**Goal:** Copy the lines of the material from the one containing "- text-run: ∼: [879, 1106, 903, 1124]" through the one containing "- reference-line-label: ∼", both included, without changing anything in them.

[Annotated element entries]
******

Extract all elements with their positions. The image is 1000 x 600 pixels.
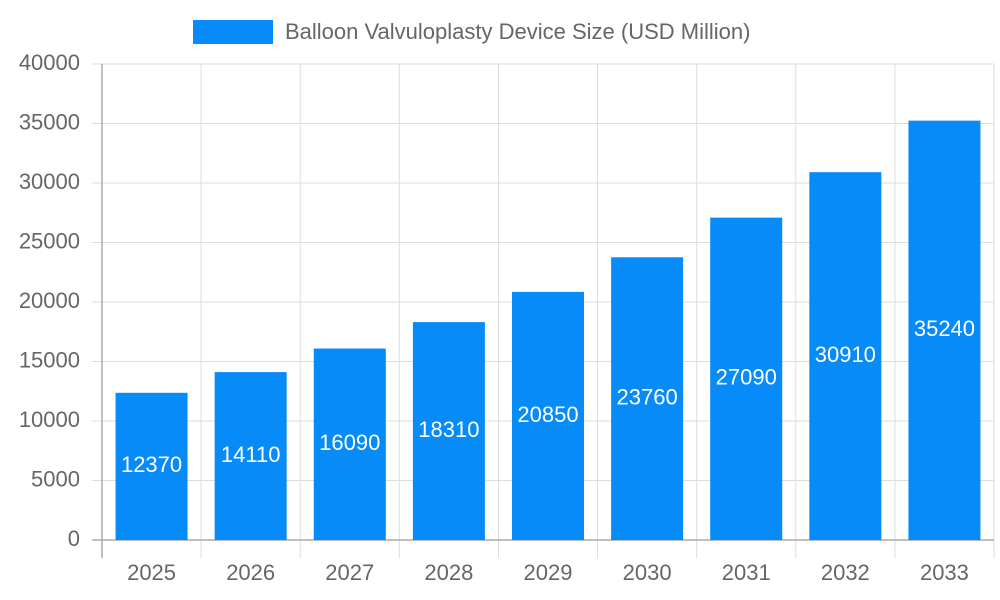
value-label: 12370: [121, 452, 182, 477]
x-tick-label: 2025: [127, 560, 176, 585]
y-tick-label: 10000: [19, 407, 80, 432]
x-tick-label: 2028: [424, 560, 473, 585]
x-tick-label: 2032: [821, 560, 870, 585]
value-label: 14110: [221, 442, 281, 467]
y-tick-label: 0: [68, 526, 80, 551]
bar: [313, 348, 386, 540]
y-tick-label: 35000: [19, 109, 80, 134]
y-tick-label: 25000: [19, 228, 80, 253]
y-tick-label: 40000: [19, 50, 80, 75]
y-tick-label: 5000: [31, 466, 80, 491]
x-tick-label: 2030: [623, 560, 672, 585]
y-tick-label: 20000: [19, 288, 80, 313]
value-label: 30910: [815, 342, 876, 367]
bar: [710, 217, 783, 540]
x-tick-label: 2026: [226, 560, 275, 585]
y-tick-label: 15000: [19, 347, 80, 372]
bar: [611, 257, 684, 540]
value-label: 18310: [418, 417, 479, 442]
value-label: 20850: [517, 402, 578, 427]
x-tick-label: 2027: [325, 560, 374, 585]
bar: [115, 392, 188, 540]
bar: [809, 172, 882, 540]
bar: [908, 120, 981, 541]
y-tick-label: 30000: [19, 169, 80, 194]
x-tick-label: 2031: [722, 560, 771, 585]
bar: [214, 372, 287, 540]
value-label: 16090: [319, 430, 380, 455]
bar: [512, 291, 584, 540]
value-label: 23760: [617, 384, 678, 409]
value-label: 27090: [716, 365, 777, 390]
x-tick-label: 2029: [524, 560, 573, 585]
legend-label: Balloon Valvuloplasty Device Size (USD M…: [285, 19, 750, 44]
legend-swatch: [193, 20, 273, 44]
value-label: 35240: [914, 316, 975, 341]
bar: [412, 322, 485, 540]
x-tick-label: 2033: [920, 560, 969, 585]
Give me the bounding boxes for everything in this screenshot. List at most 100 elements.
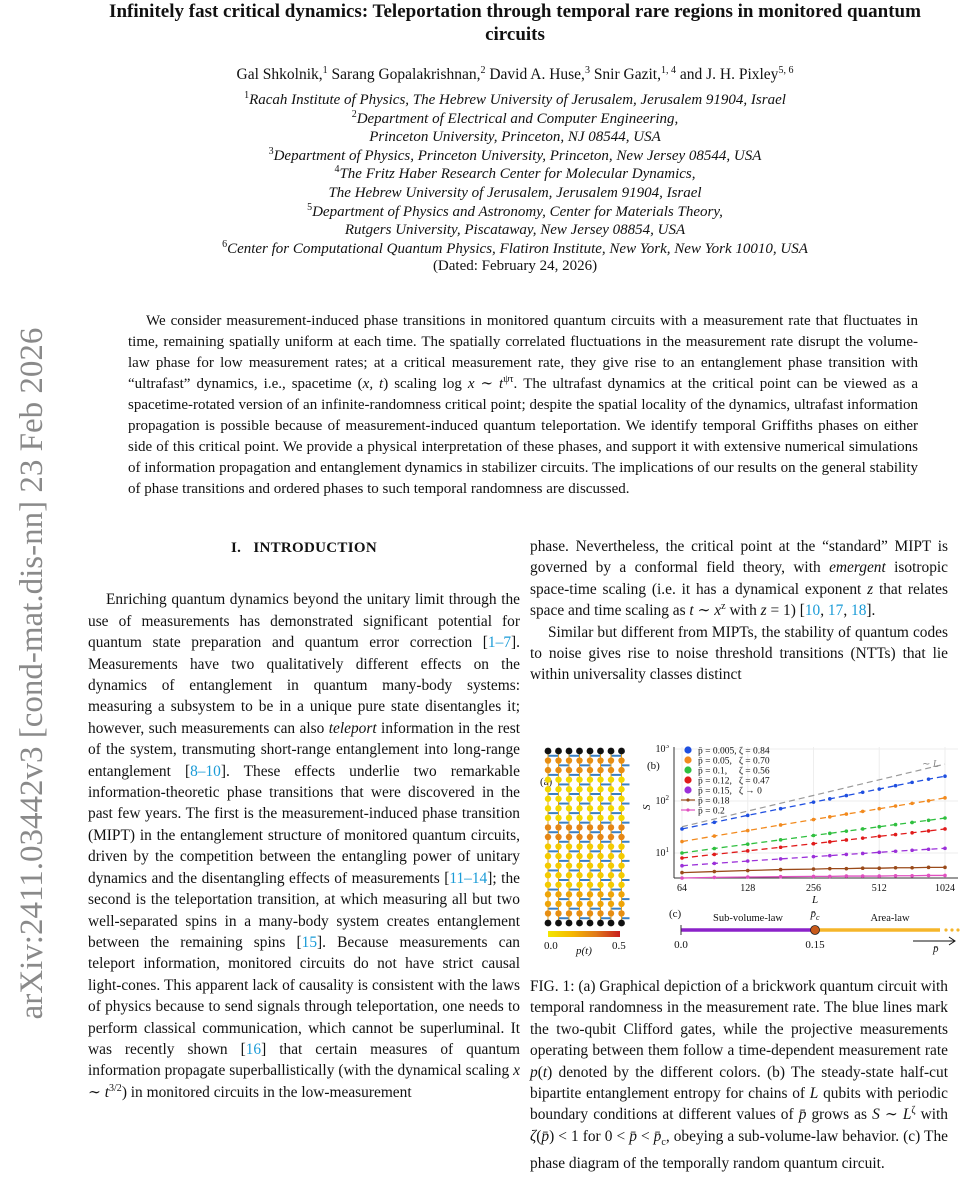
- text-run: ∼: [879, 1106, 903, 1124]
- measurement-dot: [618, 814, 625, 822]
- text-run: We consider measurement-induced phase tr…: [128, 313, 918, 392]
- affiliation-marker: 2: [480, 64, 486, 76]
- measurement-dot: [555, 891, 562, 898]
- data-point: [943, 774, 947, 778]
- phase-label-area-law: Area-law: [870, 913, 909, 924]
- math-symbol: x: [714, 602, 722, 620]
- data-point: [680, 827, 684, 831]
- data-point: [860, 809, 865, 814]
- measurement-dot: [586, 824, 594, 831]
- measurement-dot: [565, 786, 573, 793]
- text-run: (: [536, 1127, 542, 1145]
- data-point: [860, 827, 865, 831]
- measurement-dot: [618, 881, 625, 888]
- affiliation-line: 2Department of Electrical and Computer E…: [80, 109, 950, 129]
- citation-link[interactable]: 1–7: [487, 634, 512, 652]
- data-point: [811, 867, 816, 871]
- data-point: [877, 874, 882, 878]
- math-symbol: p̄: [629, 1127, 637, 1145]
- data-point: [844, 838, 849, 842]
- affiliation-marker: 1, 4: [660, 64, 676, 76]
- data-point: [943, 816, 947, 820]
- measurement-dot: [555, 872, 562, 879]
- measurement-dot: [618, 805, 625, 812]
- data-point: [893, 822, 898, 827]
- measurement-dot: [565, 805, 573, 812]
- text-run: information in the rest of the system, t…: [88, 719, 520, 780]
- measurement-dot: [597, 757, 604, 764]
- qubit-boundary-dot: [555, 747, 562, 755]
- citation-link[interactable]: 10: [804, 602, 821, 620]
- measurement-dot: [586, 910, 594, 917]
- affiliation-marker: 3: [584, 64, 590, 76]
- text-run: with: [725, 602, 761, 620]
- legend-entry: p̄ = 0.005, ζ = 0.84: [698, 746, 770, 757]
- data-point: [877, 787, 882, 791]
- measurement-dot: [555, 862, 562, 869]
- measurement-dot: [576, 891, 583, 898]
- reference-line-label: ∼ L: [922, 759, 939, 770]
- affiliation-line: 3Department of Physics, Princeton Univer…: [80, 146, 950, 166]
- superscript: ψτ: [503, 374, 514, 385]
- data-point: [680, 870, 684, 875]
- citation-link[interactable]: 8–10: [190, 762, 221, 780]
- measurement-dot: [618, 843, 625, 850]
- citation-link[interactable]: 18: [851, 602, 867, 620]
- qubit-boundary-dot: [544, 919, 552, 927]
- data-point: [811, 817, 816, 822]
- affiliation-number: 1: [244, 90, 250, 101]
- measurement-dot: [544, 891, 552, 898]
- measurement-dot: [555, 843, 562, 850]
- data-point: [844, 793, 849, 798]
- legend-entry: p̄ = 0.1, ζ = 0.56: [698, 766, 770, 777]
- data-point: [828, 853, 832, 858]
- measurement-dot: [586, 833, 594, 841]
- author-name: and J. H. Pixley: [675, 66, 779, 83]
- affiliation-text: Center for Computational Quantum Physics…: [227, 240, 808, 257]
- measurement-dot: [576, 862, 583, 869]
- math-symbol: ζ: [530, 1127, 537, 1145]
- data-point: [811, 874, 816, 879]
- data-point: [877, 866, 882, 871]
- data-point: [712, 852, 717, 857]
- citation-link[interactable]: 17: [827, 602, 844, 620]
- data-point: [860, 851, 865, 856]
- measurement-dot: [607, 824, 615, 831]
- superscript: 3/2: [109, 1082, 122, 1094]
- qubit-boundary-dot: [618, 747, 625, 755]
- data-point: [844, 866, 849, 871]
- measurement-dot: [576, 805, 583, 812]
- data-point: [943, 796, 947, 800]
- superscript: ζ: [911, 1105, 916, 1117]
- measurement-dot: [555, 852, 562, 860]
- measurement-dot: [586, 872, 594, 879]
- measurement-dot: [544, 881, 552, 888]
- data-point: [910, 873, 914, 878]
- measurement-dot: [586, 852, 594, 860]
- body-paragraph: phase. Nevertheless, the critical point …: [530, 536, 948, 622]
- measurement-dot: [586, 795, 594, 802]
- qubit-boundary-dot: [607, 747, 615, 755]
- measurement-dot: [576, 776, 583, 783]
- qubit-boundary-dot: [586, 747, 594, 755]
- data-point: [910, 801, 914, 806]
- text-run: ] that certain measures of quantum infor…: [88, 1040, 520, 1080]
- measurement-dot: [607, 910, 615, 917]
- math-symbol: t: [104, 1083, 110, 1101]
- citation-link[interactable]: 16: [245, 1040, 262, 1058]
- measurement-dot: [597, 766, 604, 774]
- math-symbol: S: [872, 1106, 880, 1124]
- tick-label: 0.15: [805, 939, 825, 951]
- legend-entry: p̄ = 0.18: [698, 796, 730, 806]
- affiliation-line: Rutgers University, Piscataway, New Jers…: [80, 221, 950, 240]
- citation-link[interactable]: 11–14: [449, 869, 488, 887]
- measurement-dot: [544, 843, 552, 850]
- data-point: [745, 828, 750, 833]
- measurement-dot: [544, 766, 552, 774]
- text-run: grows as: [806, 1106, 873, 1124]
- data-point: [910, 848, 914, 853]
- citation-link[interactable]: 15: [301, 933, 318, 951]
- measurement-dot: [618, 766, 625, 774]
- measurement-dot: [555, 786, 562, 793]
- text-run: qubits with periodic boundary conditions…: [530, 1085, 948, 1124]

******

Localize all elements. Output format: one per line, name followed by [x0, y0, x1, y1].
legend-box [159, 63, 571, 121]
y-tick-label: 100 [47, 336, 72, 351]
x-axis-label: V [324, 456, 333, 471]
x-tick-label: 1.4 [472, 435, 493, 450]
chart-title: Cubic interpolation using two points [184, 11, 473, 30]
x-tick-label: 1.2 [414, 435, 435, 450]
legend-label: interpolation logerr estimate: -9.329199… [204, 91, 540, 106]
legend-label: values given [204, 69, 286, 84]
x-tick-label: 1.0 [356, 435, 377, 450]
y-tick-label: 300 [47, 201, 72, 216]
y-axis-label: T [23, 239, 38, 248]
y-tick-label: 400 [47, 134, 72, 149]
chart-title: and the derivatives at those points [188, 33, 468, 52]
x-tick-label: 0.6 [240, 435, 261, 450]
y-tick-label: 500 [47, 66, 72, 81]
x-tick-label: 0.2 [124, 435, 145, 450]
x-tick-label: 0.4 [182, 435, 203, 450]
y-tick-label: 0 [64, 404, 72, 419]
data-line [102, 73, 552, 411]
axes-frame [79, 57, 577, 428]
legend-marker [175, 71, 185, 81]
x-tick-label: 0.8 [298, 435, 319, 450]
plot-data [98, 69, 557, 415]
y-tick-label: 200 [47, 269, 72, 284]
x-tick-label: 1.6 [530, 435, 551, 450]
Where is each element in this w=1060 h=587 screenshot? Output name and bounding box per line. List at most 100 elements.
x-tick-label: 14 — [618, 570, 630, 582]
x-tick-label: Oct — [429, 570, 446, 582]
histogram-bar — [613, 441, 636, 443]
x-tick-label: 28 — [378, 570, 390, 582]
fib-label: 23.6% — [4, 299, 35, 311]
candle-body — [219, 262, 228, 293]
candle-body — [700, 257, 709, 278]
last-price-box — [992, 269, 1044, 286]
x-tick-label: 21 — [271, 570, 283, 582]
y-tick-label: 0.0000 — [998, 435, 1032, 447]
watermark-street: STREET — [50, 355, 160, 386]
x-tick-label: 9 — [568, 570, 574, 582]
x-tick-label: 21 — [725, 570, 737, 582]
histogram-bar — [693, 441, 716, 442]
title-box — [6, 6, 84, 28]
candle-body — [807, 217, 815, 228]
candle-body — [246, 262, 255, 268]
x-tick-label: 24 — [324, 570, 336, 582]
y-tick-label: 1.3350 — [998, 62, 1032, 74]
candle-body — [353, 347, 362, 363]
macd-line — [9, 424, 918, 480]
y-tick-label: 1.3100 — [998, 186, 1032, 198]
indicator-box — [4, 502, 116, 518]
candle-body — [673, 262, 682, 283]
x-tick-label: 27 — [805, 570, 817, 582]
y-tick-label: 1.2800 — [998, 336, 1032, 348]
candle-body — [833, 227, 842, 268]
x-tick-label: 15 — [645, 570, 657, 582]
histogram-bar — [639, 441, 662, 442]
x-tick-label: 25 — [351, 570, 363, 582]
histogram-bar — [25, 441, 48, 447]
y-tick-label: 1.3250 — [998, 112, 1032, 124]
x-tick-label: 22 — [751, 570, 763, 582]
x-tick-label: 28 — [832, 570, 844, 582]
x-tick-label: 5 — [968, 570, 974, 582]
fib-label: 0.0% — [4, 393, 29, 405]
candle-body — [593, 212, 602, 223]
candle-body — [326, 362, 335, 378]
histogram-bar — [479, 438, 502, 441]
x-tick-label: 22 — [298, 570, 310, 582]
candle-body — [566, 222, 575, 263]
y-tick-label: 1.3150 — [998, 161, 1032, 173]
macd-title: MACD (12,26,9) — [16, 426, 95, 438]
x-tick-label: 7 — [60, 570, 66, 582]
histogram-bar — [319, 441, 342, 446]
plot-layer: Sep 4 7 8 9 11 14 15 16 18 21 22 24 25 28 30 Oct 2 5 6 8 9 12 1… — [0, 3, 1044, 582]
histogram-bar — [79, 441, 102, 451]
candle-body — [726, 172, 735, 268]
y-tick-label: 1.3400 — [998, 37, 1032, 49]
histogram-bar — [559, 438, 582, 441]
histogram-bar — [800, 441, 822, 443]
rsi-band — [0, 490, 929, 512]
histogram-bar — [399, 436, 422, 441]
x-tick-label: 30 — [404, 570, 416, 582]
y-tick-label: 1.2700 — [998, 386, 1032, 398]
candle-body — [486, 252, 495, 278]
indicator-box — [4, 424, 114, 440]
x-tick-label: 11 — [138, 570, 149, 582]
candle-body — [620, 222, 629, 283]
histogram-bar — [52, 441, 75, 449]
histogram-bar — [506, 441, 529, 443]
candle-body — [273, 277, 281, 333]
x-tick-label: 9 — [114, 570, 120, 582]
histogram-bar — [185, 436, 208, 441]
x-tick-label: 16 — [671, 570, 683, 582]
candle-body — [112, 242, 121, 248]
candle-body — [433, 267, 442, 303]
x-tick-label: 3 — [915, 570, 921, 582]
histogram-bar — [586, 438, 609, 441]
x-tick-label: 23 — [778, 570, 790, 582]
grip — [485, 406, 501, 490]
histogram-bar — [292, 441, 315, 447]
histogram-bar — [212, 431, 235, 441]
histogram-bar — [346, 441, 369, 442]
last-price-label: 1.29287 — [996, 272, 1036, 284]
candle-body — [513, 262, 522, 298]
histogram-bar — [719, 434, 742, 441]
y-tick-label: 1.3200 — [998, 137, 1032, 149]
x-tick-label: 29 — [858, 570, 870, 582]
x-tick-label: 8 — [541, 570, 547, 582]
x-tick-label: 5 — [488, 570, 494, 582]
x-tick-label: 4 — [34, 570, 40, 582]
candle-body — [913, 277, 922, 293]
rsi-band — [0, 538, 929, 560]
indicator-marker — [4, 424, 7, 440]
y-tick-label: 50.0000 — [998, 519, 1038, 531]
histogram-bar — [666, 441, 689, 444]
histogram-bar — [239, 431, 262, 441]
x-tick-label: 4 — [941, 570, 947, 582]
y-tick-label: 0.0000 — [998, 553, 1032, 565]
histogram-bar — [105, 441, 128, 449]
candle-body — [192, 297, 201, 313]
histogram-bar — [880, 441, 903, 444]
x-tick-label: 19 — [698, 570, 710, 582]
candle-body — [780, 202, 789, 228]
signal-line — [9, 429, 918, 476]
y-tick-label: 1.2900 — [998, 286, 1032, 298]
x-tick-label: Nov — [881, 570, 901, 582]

******

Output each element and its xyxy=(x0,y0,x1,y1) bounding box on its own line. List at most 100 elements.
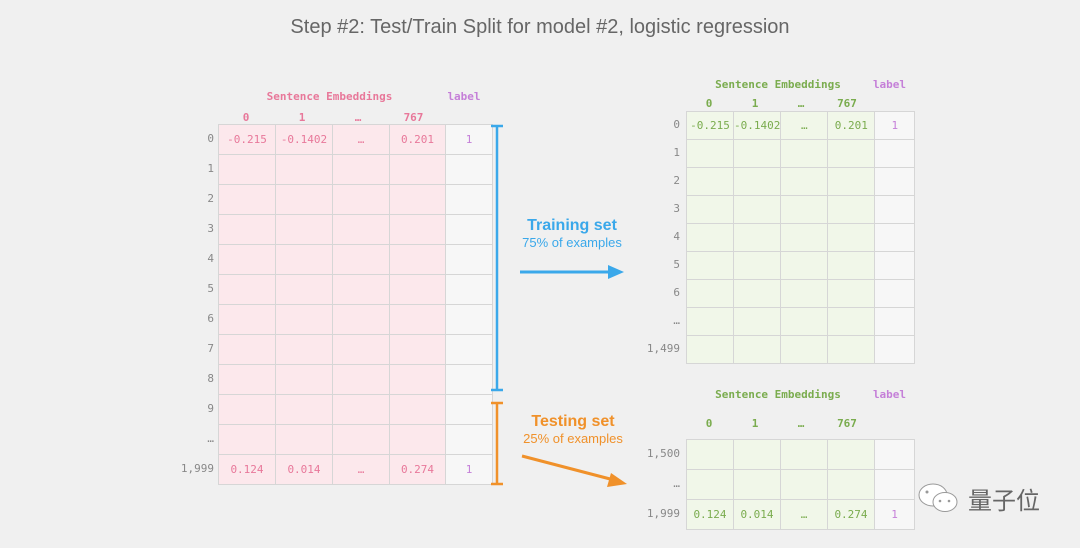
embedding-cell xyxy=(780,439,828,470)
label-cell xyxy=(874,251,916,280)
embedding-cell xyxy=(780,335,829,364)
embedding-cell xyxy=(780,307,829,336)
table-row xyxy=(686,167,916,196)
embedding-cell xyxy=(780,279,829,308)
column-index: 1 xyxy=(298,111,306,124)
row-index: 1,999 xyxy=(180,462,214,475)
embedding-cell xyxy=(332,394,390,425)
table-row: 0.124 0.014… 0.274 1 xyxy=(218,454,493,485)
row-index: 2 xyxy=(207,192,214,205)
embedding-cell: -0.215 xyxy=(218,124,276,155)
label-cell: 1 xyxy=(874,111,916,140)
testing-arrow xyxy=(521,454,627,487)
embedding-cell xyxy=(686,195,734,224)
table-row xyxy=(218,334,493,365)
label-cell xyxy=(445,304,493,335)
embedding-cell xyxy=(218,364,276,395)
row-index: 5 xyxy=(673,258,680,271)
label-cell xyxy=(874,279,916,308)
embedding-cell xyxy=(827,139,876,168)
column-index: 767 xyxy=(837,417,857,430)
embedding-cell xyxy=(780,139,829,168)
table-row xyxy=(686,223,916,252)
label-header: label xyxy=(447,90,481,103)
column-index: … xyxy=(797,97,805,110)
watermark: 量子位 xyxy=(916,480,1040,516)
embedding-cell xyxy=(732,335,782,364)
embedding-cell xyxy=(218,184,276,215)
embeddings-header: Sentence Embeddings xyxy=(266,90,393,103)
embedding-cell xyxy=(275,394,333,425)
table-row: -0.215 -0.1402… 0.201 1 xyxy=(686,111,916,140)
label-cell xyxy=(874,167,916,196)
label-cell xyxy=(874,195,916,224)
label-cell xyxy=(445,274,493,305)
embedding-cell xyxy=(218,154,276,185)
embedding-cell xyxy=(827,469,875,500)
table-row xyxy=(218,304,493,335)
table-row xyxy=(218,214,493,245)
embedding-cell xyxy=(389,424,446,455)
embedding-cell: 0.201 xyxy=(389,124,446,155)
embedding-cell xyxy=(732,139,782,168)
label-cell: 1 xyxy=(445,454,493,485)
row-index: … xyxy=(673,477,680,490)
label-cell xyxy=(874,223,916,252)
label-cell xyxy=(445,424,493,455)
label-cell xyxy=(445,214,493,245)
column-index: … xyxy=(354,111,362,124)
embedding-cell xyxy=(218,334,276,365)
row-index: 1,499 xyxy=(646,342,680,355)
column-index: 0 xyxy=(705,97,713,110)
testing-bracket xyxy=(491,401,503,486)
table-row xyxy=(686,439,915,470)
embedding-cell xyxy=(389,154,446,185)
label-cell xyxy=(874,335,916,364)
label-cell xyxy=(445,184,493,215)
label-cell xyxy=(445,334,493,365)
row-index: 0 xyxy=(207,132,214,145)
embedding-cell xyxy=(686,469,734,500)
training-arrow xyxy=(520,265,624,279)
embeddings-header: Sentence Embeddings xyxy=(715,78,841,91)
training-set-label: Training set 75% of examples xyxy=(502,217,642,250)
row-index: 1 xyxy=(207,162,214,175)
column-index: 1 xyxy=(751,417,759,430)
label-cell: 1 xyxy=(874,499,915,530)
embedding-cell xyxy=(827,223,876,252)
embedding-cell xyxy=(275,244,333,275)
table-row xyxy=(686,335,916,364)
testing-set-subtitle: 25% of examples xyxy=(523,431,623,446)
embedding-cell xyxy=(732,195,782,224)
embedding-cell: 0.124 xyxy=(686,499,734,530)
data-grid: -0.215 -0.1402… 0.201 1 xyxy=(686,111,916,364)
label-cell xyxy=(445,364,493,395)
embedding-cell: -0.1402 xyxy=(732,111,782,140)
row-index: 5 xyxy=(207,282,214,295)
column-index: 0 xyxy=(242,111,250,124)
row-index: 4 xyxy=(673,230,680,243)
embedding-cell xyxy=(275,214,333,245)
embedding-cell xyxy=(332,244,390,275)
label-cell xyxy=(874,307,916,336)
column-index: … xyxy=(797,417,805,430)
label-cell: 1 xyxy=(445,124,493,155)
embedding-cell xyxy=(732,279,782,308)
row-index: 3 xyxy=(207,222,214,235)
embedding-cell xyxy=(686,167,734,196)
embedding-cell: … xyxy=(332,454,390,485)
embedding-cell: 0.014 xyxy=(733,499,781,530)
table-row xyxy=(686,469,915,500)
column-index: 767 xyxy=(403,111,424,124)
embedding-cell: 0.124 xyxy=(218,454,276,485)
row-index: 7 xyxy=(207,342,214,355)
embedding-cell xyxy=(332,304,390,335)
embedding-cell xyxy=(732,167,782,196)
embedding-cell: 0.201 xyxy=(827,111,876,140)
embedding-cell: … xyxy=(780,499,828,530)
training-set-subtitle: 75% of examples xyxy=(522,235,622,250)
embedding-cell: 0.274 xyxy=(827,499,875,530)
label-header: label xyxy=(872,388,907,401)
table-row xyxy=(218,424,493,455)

******

**Full answer:**
- text-run: ∼: [879, 1106, 903, 1124]
- measurement-dot: [618, 814, 625, 822]
- text-run: We consider measurement-induced phase tr…: [128, 313, 918, 392]
- affiliation-marker: 2: [480, 64, 486, 76]
- measurement-dot: [555, 891, 562, 898]
- data-point: [943, 774, 947, 778]
- phase-label-area-law: Area-law: [870, 913, 909, 924]
- math-symbol: x: [714, 602, 722, 620]
- data-point: [680, 827, 684, 831]
- data-point: [860, 809, 865, 814]
- measurement-dot: [586, 824, 594, 831]
- measurement-dot: [565, 786, 573, 793]
- text-run: (: [536, 1127, 542, 1145]
- data-point: [860, 827, 865, 831]
- measurement-dot: [618, 881, 625, 888]
- affiliation-line: 2Department of Electrical and Computer E…: [80, 109, 950, 129]
- citation-link[interactable]: 1–7: [487, 634, 512, 652]
- data-point: [811, 867, 816, 871]
- data-point: [877, 874, 882, 878]
- math-symbol: p̄: [629, 1127, 637, 1145]
- data-point: [844, 838, 849, 842]
- affiliation-marker: 1, 4: [660, 64, 676, 76]
- data-point: [943, 816, 947, 820]
- measurement-dot: [555, 872, 562, 879]
- measurement-dot: [618, 805, 625, 812]
- data-point: [893, 822, 898, 827]
- measurement-dot: [565, 805, 573, 812]
- text-run: information in the rest of the system, t…: [88, 719, 520, 780]
- measurement-dot: [597, 757, 604, 764]
- qubit-boundary-dot: [555, 747, 562, 755]
- citation-link[interactable]: 10: [804, 602, 821, 620]
- measurement-dot: [586, 910, 594, 917]
- affiliation-marker: 3: [584, 64, 590, 76]
- text-run: with: [725, 602, 761, 620]
- legend-entry: p̄ = 0.005, ζ = 0.84: [698, 746, 770, 757]
- data-point: [877, 787, 882, 791]
- measurement-dot: [555, 862, 562, 869]
- measurement-dot: [576, 891, 583, 898]
- reference-line-label: ∼ L: [922, 759, 939, 770]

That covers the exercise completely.